• [EXERCISE AIM] Below are some records; output all of them exactly as they read.

--- DATA PROVIDED ---

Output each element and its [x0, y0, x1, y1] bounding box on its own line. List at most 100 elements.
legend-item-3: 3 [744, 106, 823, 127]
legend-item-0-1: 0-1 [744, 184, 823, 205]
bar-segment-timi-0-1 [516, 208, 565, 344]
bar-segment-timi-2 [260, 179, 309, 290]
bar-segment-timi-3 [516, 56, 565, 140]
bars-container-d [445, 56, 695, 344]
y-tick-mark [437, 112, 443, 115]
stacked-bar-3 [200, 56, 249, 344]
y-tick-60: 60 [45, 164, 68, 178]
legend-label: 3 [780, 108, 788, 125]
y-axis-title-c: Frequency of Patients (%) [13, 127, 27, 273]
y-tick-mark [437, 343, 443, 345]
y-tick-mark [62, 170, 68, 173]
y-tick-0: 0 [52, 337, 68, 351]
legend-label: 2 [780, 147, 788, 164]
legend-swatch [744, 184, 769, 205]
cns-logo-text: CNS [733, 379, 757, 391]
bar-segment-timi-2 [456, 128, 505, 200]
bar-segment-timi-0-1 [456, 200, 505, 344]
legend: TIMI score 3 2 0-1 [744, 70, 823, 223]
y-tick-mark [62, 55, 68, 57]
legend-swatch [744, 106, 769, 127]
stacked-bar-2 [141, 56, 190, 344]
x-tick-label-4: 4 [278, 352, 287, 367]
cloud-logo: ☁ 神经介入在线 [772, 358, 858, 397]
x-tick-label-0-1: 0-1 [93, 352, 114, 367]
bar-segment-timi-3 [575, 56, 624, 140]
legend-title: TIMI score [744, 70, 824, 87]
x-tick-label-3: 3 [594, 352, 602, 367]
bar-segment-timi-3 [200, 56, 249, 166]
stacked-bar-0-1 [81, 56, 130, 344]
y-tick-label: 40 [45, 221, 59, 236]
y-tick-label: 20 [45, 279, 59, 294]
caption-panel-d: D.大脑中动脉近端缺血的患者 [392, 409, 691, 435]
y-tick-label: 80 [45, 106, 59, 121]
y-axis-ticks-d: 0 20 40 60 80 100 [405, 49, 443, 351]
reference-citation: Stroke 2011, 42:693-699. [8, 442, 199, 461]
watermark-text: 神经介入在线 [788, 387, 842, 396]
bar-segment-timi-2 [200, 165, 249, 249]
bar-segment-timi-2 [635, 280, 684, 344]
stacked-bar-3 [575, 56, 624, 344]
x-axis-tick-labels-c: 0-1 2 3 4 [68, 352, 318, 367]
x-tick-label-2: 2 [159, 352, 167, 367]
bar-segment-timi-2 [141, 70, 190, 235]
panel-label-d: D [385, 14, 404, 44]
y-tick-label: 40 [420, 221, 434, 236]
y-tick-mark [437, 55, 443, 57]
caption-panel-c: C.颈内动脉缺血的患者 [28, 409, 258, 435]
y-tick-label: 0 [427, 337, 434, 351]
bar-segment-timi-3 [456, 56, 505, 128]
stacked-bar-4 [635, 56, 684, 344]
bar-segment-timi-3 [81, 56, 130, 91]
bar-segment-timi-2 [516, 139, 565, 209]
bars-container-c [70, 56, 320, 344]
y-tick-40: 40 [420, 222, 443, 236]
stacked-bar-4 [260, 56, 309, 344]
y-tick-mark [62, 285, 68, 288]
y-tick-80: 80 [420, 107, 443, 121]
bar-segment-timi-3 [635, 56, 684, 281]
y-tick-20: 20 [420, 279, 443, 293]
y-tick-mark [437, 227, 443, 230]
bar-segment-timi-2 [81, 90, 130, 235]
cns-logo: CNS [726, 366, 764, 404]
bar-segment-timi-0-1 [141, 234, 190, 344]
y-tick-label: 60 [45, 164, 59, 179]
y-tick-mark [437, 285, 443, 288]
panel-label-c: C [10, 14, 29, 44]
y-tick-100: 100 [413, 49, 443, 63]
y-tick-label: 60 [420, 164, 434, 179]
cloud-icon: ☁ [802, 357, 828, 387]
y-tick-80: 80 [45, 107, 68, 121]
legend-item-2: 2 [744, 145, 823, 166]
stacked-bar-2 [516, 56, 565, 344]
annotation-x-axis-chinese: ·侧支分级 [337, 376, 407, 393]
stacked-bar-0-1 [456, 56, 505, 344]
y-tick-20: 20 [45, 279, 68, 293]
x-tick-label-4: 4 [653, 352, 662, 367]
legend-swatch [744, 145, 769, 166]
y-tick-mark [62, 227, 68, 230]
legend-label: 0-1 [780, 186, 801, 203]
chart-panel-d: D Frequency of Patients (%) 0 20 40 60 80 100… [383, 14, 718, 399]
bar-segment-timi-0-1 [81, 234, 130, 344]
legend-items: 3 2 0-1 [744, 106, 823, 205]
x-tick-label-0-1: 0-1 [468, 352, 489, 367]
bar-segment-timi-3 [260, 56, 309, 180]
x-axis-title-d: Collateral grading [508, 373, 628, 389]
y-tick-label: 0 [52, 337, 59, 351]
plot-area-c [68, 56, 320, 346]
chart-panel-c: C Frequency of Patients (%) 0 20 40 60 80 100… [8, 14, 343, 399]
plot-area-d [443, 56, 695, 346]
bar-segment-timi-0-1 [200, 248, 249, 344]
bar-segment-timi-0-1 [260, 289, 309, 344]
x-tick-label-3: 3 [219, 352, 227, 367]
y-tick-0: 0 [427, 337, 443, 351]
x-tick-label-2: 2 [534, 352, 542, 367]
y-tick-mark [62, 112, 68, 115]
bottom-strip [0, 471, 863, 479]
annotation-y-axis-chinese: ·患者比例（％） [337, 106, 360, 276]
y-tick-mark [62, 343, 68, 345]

---

• [EXERCISE SOLUTION]
Output each element and its [x0, y0, x1, y1] bounding box on its own line. List at most 100 elements.
legend-item-3: 3 [744, 106, 823, 127]
legend-item-0-1: 0-1 [744, 184, 823, 205]
bar-segment-timi-0-1 [516, 208, 565, 344]
bar-segment-timi-2 [260, 179, 309, 290]
bar-segment-timi-3 [516, 56, 565, 140]
bars-container-d [445, 56, 695, 344]
y-tick-mark [437, 112, 443, 115]
stacked-bar-3 [200, 56, 249, 344]
y-tick-60: 60 [45, 164, 68, 178]
legend-label: 3 [780, 108, 788, 125]
y-axis-title-c: Frequency of Patients (%) [13, 127, 27, 273]
y-tick-mark [437, 343, 443, 345]
y-tick-mark [62, 170, 68, 173]
y-tick-0: 0 [52, 337, 68, 351]
legend-label: 2 [780, 147, 788, 164]
legend-swatch [744, 184, 769, 205]
cns-logo-text: CNS [733, 379, 757, 391]
bar-segment-timi-2 [456, 128, 505, 200]
bar-segment-timi-0-1 [456, 200, 505, 344]
legend: TIMI score 3 2 0-1 [744, 70, 823, 223]
y-tick-mark [62, 55, 68, 57]
legend-swatch [744, 106, 769, 127]
stacked-bar-2 [141, 56, 190, 344]
x-tick-label-4: 4 [278, 352, 287, 367]
cloud-logo: ☁ 神经介入在线 [772, 358, 858, 397]
x-tick-label-0-1: 0-1 [93, 352, 114, 367]
bar-segment-timi-3 [575, 56, 624, 140]
legend-title: TIMI score [744, 70, 824, 87]
x-tick-label-3: 3 [594, 352, 602, 367]
bar-segment-timi-3 [200, 56, 249, 166]
stacked-bar-0-1 [81, 56, 130, 344]
y-tick-label: 40 [45, 221, 59, 236]
y-tick-label: 20 [45, 279, 59, 294]
caption-panel-d: D.大脑中动脉近端缺血的患者 [392, 409, 691, 435]
y-tick-label: 80 [45, 106, 59, 121]
y-axis-ticks-d: 0 20 40 60 80 100 [405, 49, 443, 351]
reference-citation: Stroke 2011, 42:693-699. [8, 442, 199, 461]
watermark-text: 神经介入在线 [788, 387, 842, 396]
bar-segment-timi-2 [200, 165, 249, 249]
bar-segment-timi-2 [635, 280, 684, 344]
stacked-bar-3 [575, 56, 624, 344]
x-axis-tick-labels-c: 0-1 2 3 4 [68, 352, 318, 367]
x-tick-label-2: 2 [159, 352, 167, 367]
bar-segment-timi-2 [141, 70, 190, 235]
panel-label-d: D [385, 14, 404, 44]
y-tick-label: 40 [420, 221, 434, 236]
y-tick-mark [437, 55, 443, 57]
caption-panel-c: C.颈内动脉缺血的患者 [28, 409, 258, 435]
y-tick-label: 0 [427, 337, 434, 351]
bar-segment-timi-3 [456, 56, 505, 128]
stacked-bar-4 [635, 56, 684, 344]
bar-segment-timi-3 [81, 56, 130, 91]
bar-segment-timi-2 [516, 139, 565, 209]
bars-container-c [70, 56, 320, 344]
y-tick-40: 40 [420, 222, 443, 236]
stacked-bar-4 [260, 56, 309, 344]
y-tick-mark [62, 285, 68, 288]
y-tick-80: 80 [420, 107, 443, 121]
bar-segment-timi-3 [635, 56, 684, 281]
y-tick-20: 20 [420, 279, 443, 293]
y-tick-mark [437, 227, 443, 230]
bar-segment-timi-2 [81, 90, 130, 235]
cns-logo: CNS [726, 366, 764, 404]
bar-segment-timi-0-1 [141, 234, 190, 344]
y-tick-label: 60 [45, 164, 59, 179]
y-tick-mark [437, 285, 443, 288]
panel-label-c: C [10, 14, 29, 44]
y-tick-100: 100 [413, 49, 443, 63]
y-tick-label: 60 [420, 164, 434, 179]
cloud-icon: ☁ [802, 357, 828, 387]
y-tick-80: 80 [45, 107, 68, 121]
legend-item-2: 2 [744, 145, 823, 166]
stacked-bar-2 [516, 56, 565, 344]
annotation-x-axis-chinese: ·侧支分级 [337, 376, 407, 393]
stacked-bar-0-1 [456, 56, 505, 344]
y-tick-20: 20 [45, 279, 68, 293]
x-tick-label-4: 4 [653, 352, 662, 367]
legend-swatch [744, 145, 769, 166]
y-tick-mark [62, 227, 68, 230]
legend-label: 0-1 [780, 186, 801, 203]
chart-panel-d: D Frequency of Patients (%) 0 20 40 60 80 100… [383, 14, 718, 399]
bar-segment-timi-0-1 [81, 234, 130, 344]
legend-items: 3 2 0-1 [744, 106, 823, 205]
x-tick-label-0-1: 0-1 [468, 352, 489, 367]
bar-segment-timi-3 [260, 56, 309, 180]
x-axis-title-d: Collateral grading [508, 373, 628, 389]
y-tick-label: 0 [52, 337, 59, 351]
plot-area-c [68, 56, 320, 346]
chart-panel-c: C Frequency of Patients (%) 0 20 40 60 80 100… [8, 14, 343, 399]
plot-area-d [443, 56, 695, 346]
bar-segment-timi-0-1 [200, 248, 249, 344]
bar-segment-timi-0-1 [260, 289, 309, 344]
x-tick-label-3: 3 [219, 352, 227, 367]
y-tick-0: 0 [427, 337, 443, 351]
x-tick-label-2: 2 [534, 352, 542, 367]
y-tick-mark [62, 112, 68, 115]
bottom-strip [0, 471, 863, 479]
annotation-y-axis-chinese: ·患者比例（％） [337, 106, 360, 276]
y-tick-mark [62, 343, 68, 345]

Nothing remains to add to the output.